- [WRITTEN EXERCISE]
Output, please, every line from the line that holds "What data populates" to the end, exactly as written.

- [RECORD EXTRACTS]
╔══

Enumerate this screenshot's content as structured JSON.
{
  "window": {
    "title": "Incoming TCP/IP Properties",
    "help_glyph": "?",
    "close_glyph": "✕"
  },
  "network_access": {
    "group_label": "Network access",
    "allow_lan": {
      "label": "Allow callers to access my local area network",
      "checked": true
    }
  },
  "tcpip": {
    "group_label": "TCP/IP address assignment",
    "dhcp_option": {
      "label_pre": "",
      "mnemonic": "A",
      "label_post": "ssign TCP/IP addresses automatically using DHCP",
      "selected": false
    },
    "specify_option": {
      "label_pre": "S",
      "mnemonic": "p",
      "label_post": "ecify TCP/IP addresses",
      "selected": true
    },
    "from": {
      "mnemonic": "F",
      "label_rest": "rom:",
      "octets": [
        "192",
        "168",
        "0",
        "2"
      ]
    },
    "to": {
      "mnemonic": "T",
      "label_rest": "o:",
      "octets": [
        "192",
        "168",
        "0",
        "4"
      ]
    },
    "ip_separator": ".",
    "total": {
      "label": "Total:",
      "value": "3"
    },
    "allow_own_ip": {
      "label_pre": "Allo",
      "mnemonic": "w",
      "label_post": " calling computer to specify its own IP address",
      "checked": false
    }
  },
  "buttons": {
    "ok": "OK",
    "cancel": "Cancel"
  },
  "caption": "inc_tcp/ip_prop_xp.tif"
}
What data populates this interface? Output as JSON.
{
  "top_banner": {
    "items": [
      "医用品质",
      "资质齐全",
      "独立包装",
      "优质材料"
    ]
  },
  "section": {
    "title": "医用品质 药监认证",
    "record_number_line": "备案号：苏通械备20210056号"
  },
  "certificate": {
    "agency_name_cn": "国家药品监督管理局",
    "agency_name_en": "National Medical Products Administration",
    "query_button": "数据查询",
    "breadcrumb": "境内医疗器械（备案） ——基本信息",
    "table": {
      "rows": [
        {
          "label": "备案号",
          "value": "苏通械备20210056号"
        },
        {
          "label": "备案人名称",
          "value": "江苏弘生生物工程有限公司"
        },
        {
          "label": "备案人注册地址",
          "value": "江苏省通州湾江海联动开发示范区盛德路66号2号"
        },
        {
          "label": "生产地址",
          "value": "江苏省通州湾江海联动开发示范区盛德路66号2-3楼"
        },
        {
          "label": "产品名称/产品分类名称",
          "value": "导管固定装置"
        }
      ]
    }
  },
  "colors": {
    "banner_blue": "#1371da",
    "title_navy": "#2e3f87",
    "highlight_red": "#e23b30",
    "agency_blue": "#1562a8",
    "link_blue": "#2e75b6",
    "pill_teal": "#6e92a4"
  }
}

╚══

- [SOLUTION TO THIS EXERCISE]
What data populates this interface? Output as JSON.
{
  "top_banner": {
    "items": [
      "医用品质",
      "资质齐全",
      "独立包装",
      "优质材料"
    ]
  },
  "section": {
    "title": "医用品质 药监认证",
    "record_number_line": "备案号：苏通械备20210056号"
  },
  "certificate": {
    "agency_name_cn": "国家药品监督管理局",
    "agency_name_en": "National Medical Products Administration",
    "query_button": "数据查询",
    "breadcrumb": "境内医疗器械（备案） ——基本信息",
    "table": {
      "rows": [
        {
          "label": "备案号",
          "value": "苏通械备20210056号"
        },
        {
          "label": "备案人名称",
          "value": "江苏弘生生物工程有限公司"
        },
        {
          "label": "备案人注册地址",
          "value": "江苏省通州湾江海联动开发示范区盛德路66号2号"
        },
        {
          "label": "生产地址",
          "value": "江苏省通州湾江海联动开发示范区盛德路66号2-3楼"
        },
        {
          "label": "产品名称/产品分类名称",
          "value": "导管固定装置"
        }
      ]
    }
  },
  "colors": {
    "banner_blue": "#1371da",
    "title_navy": "#2e3f87",
    "highlight_red": "#e23b30",
    "agency_blue": "#1562a8",
    "link_blue": "#2e75b6",
    "pill_teal": "#6e92a4"
  }
}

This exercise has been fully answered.